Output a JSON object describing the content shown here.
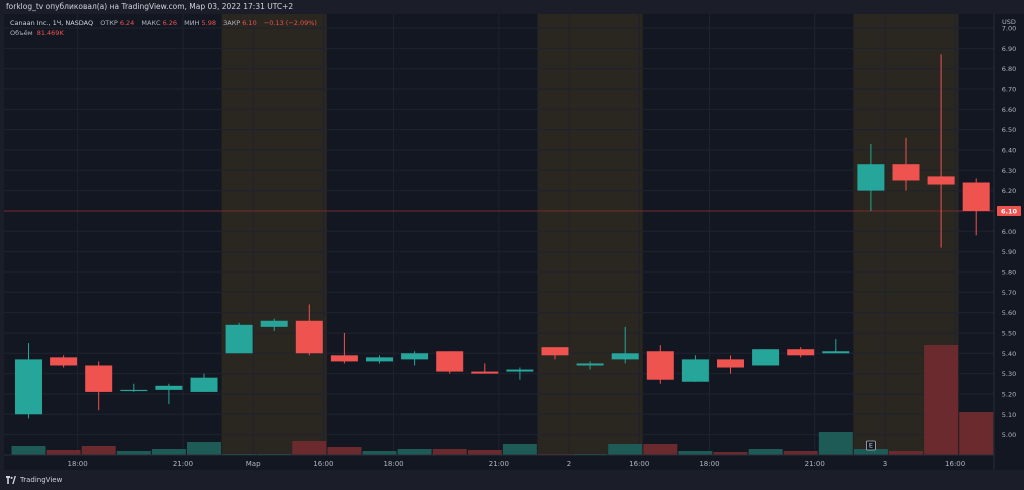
{
  "header": {
    "published_line": "forklog_tv опубликовал(а) на TradingView.com, Мар 03, 2022 17:31 UTC+2"
  },
  "legend": {
    "symbol": "Canaan Inc., 1Ч, NASDAQ",
    "open_label": "ОТКР",
    "open": "6.24",
    "high_label": "МАКС",
    "high": "6.26",
    "low_label": "МИН",
    "low": "5.98",
    "close_label": "ЗАКР",
    "close": "6.10",
    "change": "−0.13 (−2.09%)",
    "volume_label": "Объём",
    "volume": "81.469K"
  },
  "footer": {
    "logo_text": "TradingView"
  },
  "colors": {
    "up": "#26a69a",
    "down": "#ef5350",
    "up_volume": "#1e5a56",
    "down_volume": "#6b2b2e",
    "session_band": "#2a2620",
    "price_line": "#7a2a2e"
  },
  "chart_data": {
    "type": "candlestick",
    "currency": "USD",
    "ylim": [
      4.9,
      7.05
    ],
    "y_ticks": [
      "7.00",
      "6.90",
      "6.80",
      "6.70",
      "6.60",
      "6.50",
      "6.40",
      "6.30",
      "6.20",
      "6.10",
      "6.00",
      "5.90",
      "5.80",
      "5.70",
      "5.60",
      "5.50",
      "5.40",
      "5.30",
      "5.20",
      "5.10",
      "5.00"
    ],
    "x_labels": [
      {
        "label": "18:00",
        "index": 1.4
      },
      {
        "label": "21:00",
        "index": 4.4
      },
      {
        "label": "Мар",
        "index": 6.4
      },
      {
        "label": "16:00",
        "index": 8.4
      },
      {
        "label": "18:00",
        "index": 10.4
      },
      {
        "label": "21:00",
        "index": 13.4
      },
      {
        "label": "2",
        "index": 15.4
      },
      {
        "label": "16:00",
        "index": 17.4
      },
      {
        "label": "18:00",
        "index": 19.4
      },
      {
        "label": "21:00",
        "index": 22.4
      },
      {
        "label": "3",
        "index": 24.4
      },
      {
        "label": "16:00",
        "index": 26.4
      }
    ],
    "current_price": "6.10",
    "session_bands": [
      [
        6,
        8
      ],
      [
        15,
        17
      ],
      [
        24,
        26
      ]
    ],
    "earnings_marker": {
      "label": "E",
      "index": 24
    },
    "candles": [
      {
        "o": 5.1,
        "h": 5.45,
        "l": 5.08,
        "c": 5.37,
        "v": 9
      },
      {
        "o": 5.38,
        "h": 5.39,
        "l": 5.33,
        "c": 5.34,
        "v": 5
      },
      {
        "o": 5.34,
        "h": 5.36,
        "l": 5.12,
        "c": 5.21,
        "v": 9
      },
      {
        "o": 5.22,
        "h": 5.25,
        "l": 5.21,
        "c": 5.22,
        "v": 4
      },
      {
        "o": 5.22,
        "h": 5.25,
        "l": 5.15,
        "c": 5.24,
        "v": 6
      },
      {
        "o": 5.21,
        "h": 5.3,
        "l": 5.21,
        "c": 5.28,
        "v": 13
      },
      {
        "o": 5.4,
        "h": 5.55,
        "l": 5.4,
        "c": 5.54,
        "v": 1
      },
      {
        "o": 5.53,
        "h": 5.57,
        "l": 5.51,
        "c": 5.56,
        "v": 1
      },
      {
        "o": 5.56,
        "h": 5.64,
        "l": 5.39,
        "c": 5.4,
        "v": 14
      },
      {
        "o": 5.39,
        "h": 5.5,
        "l": 5.35,
        "c": 5.36,
        "v": 8
      },
      {
        "o": 5.36,
        "h": 5.39,
        "l": 5.35,
        "c": 5.38,
        "v": 4
      },
      {
        "o": 5.37,
        "h": 5.41,
        "l": 5.34,
        "c": 5.4,
        "v": 6
      },
      {
        "o": 5.41,
        "h": 5.41,
        "l": 5.3,
        "c": 5.31,
        "v": 6
      },
      {
        "o": 5.31,
        "h": 5.35,
        "l": 5.3,
        "c": 5.3,
        "v": 5
      },
      {
        "o": 5.31,
        "h": 5.33,
        "l": 5.27,
        "c": 5.32,
        "v": 11
      },
      {
        "o": 5.43,
        "h": 5.43,
        "l": 5.37,
        "c": 5.39,
        "v": 1
      },
      {
        "o": 5.34,
        "h": 5.36,
        "l": 5.32,
        "c": 5.35,
        "v": 1
      },
      {
        "o": 5.37,
        "h": 5.53,
        "l": 5.35,
        "c": 5.4,
        "v": 11
      },
      {
        "o": 5.41,
        "h": 5.44,
        "l": 5.25,
        "c": 5.27,
        "v": 11
      },
      {
        "o": 5.26,
        "h": 5.39,
        "l": 5.26,
        "c": 5.37,
        "v": 4
      },
      {
        "o": 5.37,
        "h": 5.39,
        "l": 5.3,
        "c": 5.33,
        "v": 3
      },
      {
        "o": 5.34,
        "h": 5.42,
        "l": 5.34,
        "c": 5.42,
        "v": 6
      },
      {
        "o": 5.42,
        "h": 5.43,
        "l": 5.38,
        "c": 5.39,
        "v": 4
      },
      {
        "o": 5.4,
        "h": 5.47,
        "l": 5.4,
        "c": 5.41,
        "v": 23
      },
      {
        "o": 6.2,
        "h": 6.43,
        "l": 6.1,
        "c": 6.33,
        "v": 6
      },
      {
        "o": 6.33,
        "h": 6.46,
        "l": 6.2,
        "c": 6.25,
        "v": 4
      },
      {
        "o": 6.27,
        "h": 6.87,
        "l": 5.92,
        "c": 6.23,
        "v": 110
      },
      {
        "o": 6.24,
        "h": 6.26,
        "l": 5.98,
        "c": 6.1,
        "v": 43
      }
    ]
  }
}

● ● ● ● ● ● ●

Task instructions: Show the lines that mention the word "TradingView".

Expected answer:
    "published_line": "forklog_tv опубликовал(а) на TradingView.com, Мар 03, 2022 17:31 UTC+2"
    "logo_text": "TradingView"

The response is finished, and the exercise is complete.